■ WHAT THE TASK REQUIRES ■
Write out all the entries word for word and omit any pictures.

*** DATASET ROWS ***

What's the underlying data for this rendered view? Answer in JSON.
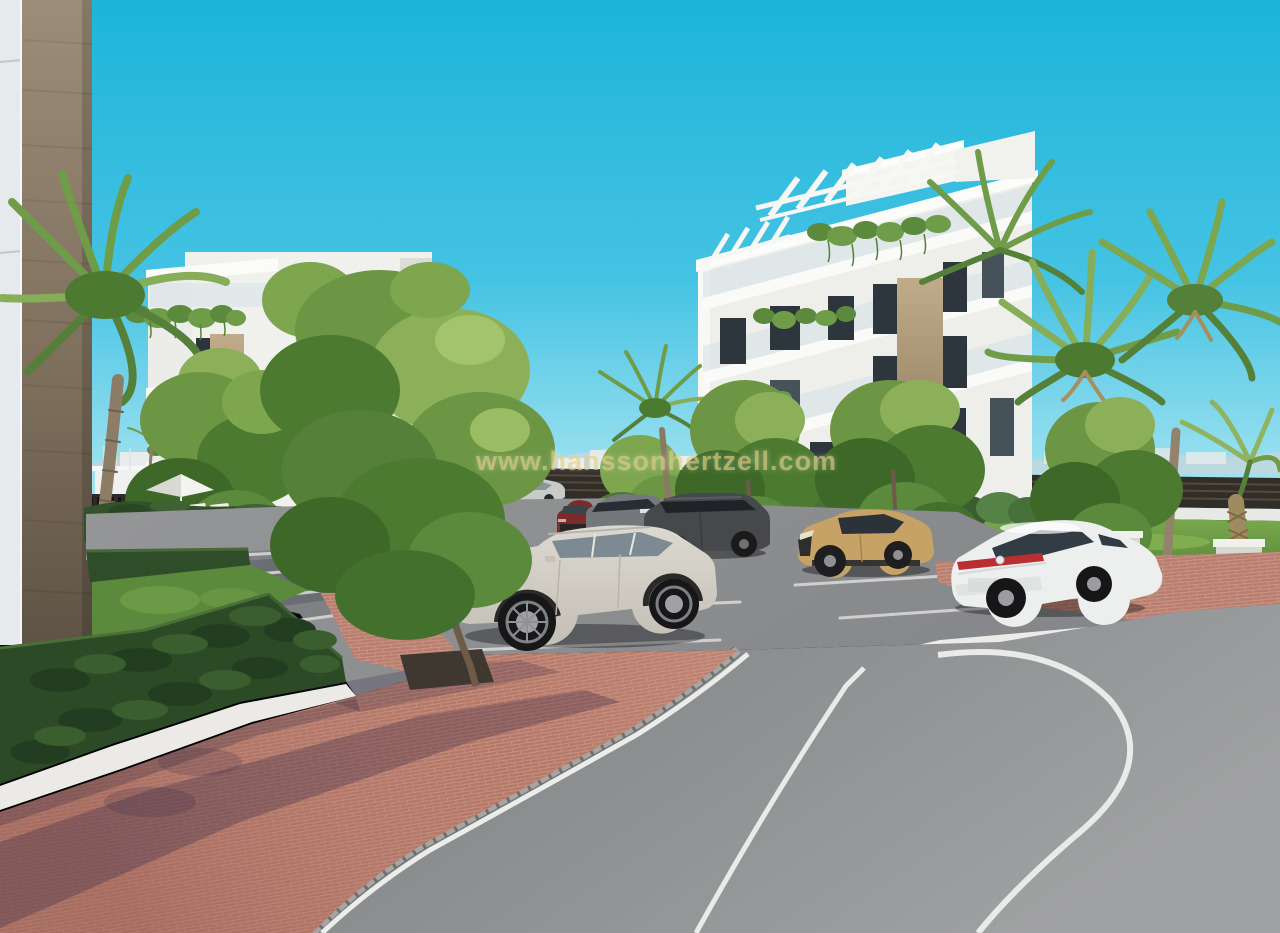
{
  "scene": {
    "type": "architectural-3d-render",
    "title": "Residential complex exterior visualisation",
    "watermark": "www.hanssonhertzell.com",
    "setting": "Two modern white apartment buildings with rooftop pergolas and planted balconies, palm trees, clipped hedges, a paver parking area with cars and a curved asphalt road under a clear cyan sky"
  },
  "palette": {
    "sky_top": "#1db4da",
    "sky_horizon": "#aee7f2",
    "building_white": "#efefec",
    "stone_tan": "#b29a79",
    "foliage_green": "#6c9544",
    "hedge_green": "#2c4a26",
    "palm_green": "#789f4c",
    "lawn_green": "#5c8a3c",
    "paver_red": "#b27468",
    "asphalt_grey": "#8a8c8e",
    "gravel_white": "#eceae6",
    "concrete_column": "#7c6e5b",
    "watermark_gold": "rgba(228,205,128,0.62)"
  },
  "vehicles": [
    {
      "name": "teal-hatchback",
      "color": "#3f5a5e"
    },
    {
      "name": "dark-grey-sedan",
      "color": "#3c3f42"
    },
    {
      "name": "distant-silver-estate",
      "color": "#c9cbc9"
    },
    {
      "name": "dark-red-suv",
      "color": "#7c2b2c"
    },
    {
      "name": "grey-suv-chrome-grille",
      "color": "#74777b"
    },
    {
      "name": "graphite-suv",
      "color": "#46484b"
    },
    {
      "name": "silver-crossover-suv",
      "color": "#d0ccc4"
    },
    {
      "name": "tan-compact-suv",
      "color": "#c7a266"
    },
    {
      "name": "white-fastback-sedan",
      "color": "#edefee"
    }
  ],
  "buildings": [
    {
      "name": "foreground-concrete-corner",
      "material": "tan concrete and white panel"
    },
    {
      "name": "left-apartment-block",
      "floors": 4,
      "features": "white balconies, hanging plants, stone-clad column"
    },
    {
      "name": "right-apartment-block",
      "floors": 4,
      "features": "rooftop pergola slats, glass balustrades, hanging plants, stone-clad slab"
    }
  ],
  "landscape": [
    {
      "name": "hedged-garden-with-parasol-and-loungers"
    },
    {
      "name": "clipped-hedge-rows"
    },
    {
      "name": "palm-trees"
    },
    {
      "name": "deciduous-trees"
    },
    {
      "name": "red-paver-plaza-and-walkways"
    },
    {
      "name": "white-gravel-strips"
    },
    {
      "name": "parking-stalls-with-white-lines"
    },
    {
      "name": "curved-asphalt-road-with-white-lane-lines"
    },
    {
      "name": "white-concrete-benches-on-lawn"
    },
    {
      "name": "distant-coastal-town-and-mountains"
    }
  ]
}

***

■ ANSWER BELOW ■
What's the underlying data for this rendered view? Answer in JSON.
{
  "scene": {
    "type": "architectural-3d-render",
    "title": "Residential complex exterior visualisation",
    "watermark": "www.hanssonhertzell.com",
    "setting": "Two modern white apartment buildings with rooftop pergolas and planted balconies, palm trees, clipped hedges, a paver parking area with cars and a curved asphalt road under a clear cyan sky"
  },
  "palette": {
    "sky_top": "#1db4da",
    "sky_horizon": "#aee7f2",
    "building_white": "#efefec",
    "stone_tan": "#b29a79",
    "foliage_green": "#6c9544",
    "hedge_green": "#2c4a26",
    "palm_green": "#789f4c",
    "lawn_green": "#5c8a3c",
    "paver_red": "#b27468",
    "asphalt_grey": "#8a8c8e",
    "gravel_white": "#eceae6",
    "concrete_column": "#7c6e5b",
    "watermark_gold": "rgba(228,205,128,0.62)"
  },
  "vehicles": [
    {
      "name": "teal-hatchback",
      "color": "#3f5a5e"
    },
    {
      "name": "dark-grey-sedan",
      "color": "#3c3f42"
    },
    {
      "name": "distant-silver-estate",
      "color": "#c9cbc9"
    },
    {
      "name": "dark-red-suv",
      "color": "#7c2b2c"
    },
    {
      "name": "grey-suv-chrome-grille",
      "color": "#74777b"
    },
    {
      "name": "graphite-suv",
      "color": "#46484b"
    },
    {
      "name": "silver-crossover-suv",
      "color": "#d0ccc4"
    },
    {
      "name": "tan-compact-suv",
      "color": "#c7a266"
    },
    {
      "name": "white-fastback-sedan",
      "color": "#edefee"
    }
  ],
  "buildings": [
    {
      "name": "foreground-concrete-corner",
      "material": "tan concrete and white panel"
    },
    {
      "name": "left-apartment-block",
      "floors": 4,
      "features": "white balconies, hanging plants, stone-clad column"
    },
    {
      "name": "right-apartment-block",
      "floors": 4,
      "features": "rooftop pergola slats, glass balustrades, hanging plants, stone-clad slab"
    }
  ],
  "landscape": [
    {
      "name": "hedged-garden-with-parasol-and-loungers"
    },
    {
      "name": "clipped-hedge-rows"
    },
    {
      "name": "palm-trees"
    },
    {
      "name": "deciduous-trees"
    },
    {
      "name": "red-paver-plaza-and-walkways"
    },
    {
      "name": "white-gravel-strips"
    },
    {
      "name": "parking-stalls-with-white-lines"
    },
    {
      "name": "curved-asphalt-road-with-white-lane-lines"
    },
    {
      "name": "white-concrete-benches-on-lawn"
    },
    {
      "name": "distant-coastal-town-and-mountains"
    }
  ]
}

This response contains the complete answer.